## What the task asks
Can you arrange every line of the entries below as a numbered list, leaving out any blank lines?

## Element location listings
★ ★ ★ ★ ★

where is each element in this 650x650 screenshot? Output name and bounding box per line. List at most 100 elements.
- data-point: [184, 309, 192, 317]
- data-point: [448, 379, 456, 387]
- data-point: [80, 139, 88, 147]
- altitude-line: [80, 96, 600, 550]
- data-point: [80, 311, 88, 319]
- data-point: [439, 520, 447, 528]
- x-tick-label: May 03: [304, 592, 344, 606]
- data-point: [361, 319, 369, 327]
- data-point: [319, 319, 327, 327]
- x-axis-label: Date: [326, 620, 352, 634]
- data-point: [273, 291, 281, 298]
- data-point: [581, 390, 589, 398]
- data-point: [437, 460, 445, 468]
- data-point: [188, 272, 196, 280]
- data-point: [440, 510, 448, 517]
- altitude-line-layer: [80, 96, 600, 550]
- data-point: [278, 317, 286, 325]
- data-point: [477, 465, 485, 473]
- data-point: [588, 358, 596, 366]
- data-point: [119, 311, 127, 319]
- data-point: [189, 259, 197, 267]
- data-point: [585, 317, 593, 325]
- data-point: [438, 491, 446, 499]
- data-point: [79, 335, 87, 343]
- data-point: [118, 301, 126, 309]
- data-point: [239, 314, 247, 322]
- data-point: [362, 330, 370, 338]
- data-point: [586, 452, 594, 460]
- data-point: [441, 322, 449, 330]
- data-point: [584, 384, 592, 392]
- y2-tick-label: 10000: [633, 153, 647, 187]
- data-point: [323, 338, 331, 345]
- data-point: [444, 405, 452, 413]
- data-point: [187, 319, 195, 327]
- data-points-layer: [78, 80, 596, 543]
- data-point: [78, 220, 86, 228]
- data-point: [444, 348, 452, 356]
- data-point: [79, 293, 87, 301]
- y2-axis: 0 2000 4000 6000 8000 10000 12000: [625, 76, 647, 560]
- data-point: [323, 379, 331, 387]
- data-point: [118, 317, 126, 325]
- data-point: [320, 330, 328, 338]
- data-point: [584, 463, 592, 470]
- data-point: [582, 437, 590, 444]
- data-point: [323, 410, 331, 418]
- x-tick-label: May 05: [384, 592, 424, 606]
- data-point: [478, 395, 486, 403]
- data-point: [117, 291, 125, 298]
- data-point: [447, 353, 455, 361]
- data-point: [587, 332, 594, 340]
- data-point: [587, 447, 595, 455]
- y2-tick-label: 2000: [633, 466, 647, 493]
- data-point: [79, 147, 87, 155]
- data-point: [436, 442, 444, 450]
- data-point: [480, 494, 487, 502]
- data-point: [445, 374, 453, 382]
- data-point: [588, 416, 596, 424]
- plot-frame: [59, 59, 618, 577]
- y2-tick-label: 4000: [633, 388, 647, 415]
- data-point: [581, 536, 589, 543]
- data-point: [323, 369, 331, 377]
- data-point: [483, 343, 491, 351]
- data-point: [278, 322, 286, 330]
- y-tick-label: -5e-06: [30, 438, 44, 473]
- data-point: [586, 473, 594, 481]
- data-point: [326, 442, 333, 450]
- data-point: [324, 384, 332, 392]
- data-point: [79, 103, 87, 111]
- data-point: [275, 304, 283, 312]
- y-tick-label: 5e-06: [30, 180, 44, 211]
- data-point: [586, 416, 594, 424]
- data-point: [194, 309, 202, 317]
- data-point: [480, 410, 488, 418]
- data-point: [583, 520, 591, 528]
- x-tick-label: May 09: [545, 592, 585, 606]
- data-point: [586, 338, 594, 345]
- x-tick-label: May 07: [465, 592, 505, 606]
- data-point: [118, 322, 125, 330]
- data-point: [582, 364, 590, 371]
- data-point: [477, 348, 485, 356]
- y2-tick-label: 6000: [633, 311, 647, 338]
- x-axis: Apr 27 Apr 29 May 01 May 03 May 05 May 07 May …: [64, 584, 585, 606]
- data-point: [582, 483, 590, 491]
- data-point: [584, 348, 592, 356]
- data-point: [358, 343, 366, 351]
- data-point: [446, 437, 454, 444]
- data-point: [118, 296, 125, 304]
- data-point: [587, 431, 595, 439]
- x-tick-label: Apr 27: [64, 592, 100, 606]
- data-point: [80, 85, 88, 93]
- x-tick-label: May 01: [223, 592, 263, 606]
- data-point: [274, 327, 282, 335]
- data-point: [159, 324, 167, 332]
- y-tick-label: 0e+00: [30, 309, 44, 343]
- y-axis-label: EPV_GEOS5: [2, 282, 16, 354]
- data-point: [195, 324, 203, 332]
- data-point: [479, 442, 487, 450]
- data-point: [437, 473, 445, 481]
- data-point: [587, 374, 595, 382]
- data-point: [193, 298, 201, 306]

★ ★ ★ ★ ★

## Answer below
1. where is each element in this 650x650 screenshot? Output name and bounding box per line. List at most 100 elements.
2. - data-point: [184, 309, 192, 317]
3. - data-point: [448, 379, 456, 387]
4. - data-point: [80, 139, 88, 147]
5. - altitude-line: [80, 96, 600, 550]
6. - data-point: [80, 311, 88, 319]
7. - data-point: [439, 520, 447, 528]
8. - x-tick-label: May 03: [304, 592, 344, 606]
9. - data-point: [361, 319, 369, 327]
10. - data-point: [319, 319, 327, 327]
11. - x-axis-label: Date: [326, 620, 352, 634]
12. - data-point: [273, 291, 281, 298]
13. - data-point: [581, 390, 589, 398]
14. - data-point: [437, 460, 445, 468]
15. - data-point: [188, 272, 196, 280]
16. - data-point: [440, 510, 448, 517]
17. - altitude-line-layer: [80, 96, 600, 550]
18. - data-point: [278, 317, 286, 325]
19. - data-point: [477, 465, 485, 473]
20. - data-point: [588, 358, 596, 366]
21. - data-point: [119, 311, 127, 319]
22. - data-point: [189, 259, 197, 267]
23. - data-point: [585, 317, 593, 325]
24. - data-point: [438, 491, 446, 499]
25. - data-point: [79, 335, 87, 343]
26. - data-point: [118, 301, 126, 309]
27. - data-point: [239, 314, 247, 322]
28. - data-point: [362, 330, 370, 338]
29. - data-point: [586, 452, 594, 460]
30. - data-point: [441, 322, 449, 330]
31. - data-point: [584, 384, 592, 392]
32. - y2-tick-label: 10000: [633, 153, 647, 187]
33. - data-point: [323, 338, 331, 345]
34. - data-point: [444, 405, 452, 413]
35. - data-point: [187, 319, 195, 327]
36. - data-points-layer: [78, 80, 596, 543]
37. - data-point: [78, 220, 86, 228]
38. - data-point: [444, 348, 452, 356]
39. - data-point: [79, 293, 87, 301]
40. - y2-axis: 0 2000 4000 6000 8000 10000 12000: [625, 76, 647, 560]
41. - data-point: [323, 379, 331, 387]
42. - data-point: [118, 317, 126, 325]
43. - data-point: [320, 330, 328, 338]
44. - data-point: [584, 463, 592, 470]
45. - data-point: [582, 437, 590, 444]
46. - data-point: [323, 410, 331, 418]
47. - x-tick-label: May 05: [384, 592, 424, 606]
48. - data-point: [478, 395, 486, 403]
49. - data-point: [117, 291, 125, 298]
50. - data-point: [447, 353, 455, 361]
51. - data-point: [587, 332, 594, 340]
52. - data-point: [587, 447, 595, 455]
53. - y2-tick-label: 2000: [633, 466, 647, 493]
54. - data-point: [79, 147, 87, 155]
55. - data-point: [436, 442, 444, 450]
56. - data-point: [480, 494, 487, 502]
57. - data-point: [445, 374, 453, 382]
58. - data-point: [588, 416, 596, 424]
59. - plot-frame: [59, 59, 618, 577]
60. - y2-tick-label: 4000: [633, 388, 647, 415]
61. - data-point: [581, 536, 589, 543]
62. - data-point: [323, 369, 331, 377]
63. - data-point: [483, 343, 491, 351]
64. - data-point: [278, 322, 286, 330]
65. - y-tick-label: -5e-06: [30, 438, 44, 473]
66. - data-point: [586, 473, 594, 481]
67. - data-point: [326, 442, 333, 450]
68. - data-point: [324, 384, 332, 392]
69. - data-point: [79, 103, 87, 111]
70. - data-point: [275, 304, 283, 312]
71. - y-tick-label: 5e-06: [30, 180, 44, 211]
72. - data-point: [586, 416, 594, 424]
73. - data-point: [194, 309, 202, 317]
74. - data-point: [480, 410, 488, 418]
75. - data-point: [583, 520, 591, 528]
76. - x-tick-label: May 09: [545, 592, 585, 606]
77. - data-point: [586, 338, 594, 345]
78. - x-tick-label: May 07: [465, 592, 505, 606]
79. - data-point: [118, 322, 125, 330]
80. - data-point: [582, 364, 590, 371]
81. - data-point: [477, 348, 485, 356]
82. - y2-tick-label: 6000: [633, 311, 647, 338]
83. - x-axis: Apr 27 Apr 29 May 01 May 03 May 05 May 07 May …: [64, 584, 585, 606]
84. - data-point: [582, 483, 590, 491]
85. - data-point: [584, 348, 592, 356]
86. - data-point: [358, 343, 366, 351]
87. - data-point: [446, 437, 454, 444]
88. - data-point: [118, 296, 125, 304]
89. - data-point: [587, 431, 595, 439]
90. - x-tick-label: Apr 27: [64, 592, 100, 606]
91. - data-point: [80, 85, 88, 93]
92. - x-tick-label: May 01: [223, 592, 263, 606]
93. - data-point: [274, 327, 282, 335]
94. - data-point: [159, 324, 167, 332]
95. - y-tick-label: 0e+00: [30, 309, 44, 343]
96. - y-axis-label: EPV_GEOS5: [2, 282, 16, 354]
97. - data-point: [195, 324, 203, 332]
98. - data-point: [479, 442, 487, 450]
99. - data-point: [437, 473, 445, 481]
100. - data-point: [587, 374, 595, 382]
101. - data-point: [193, 298, 201, 306]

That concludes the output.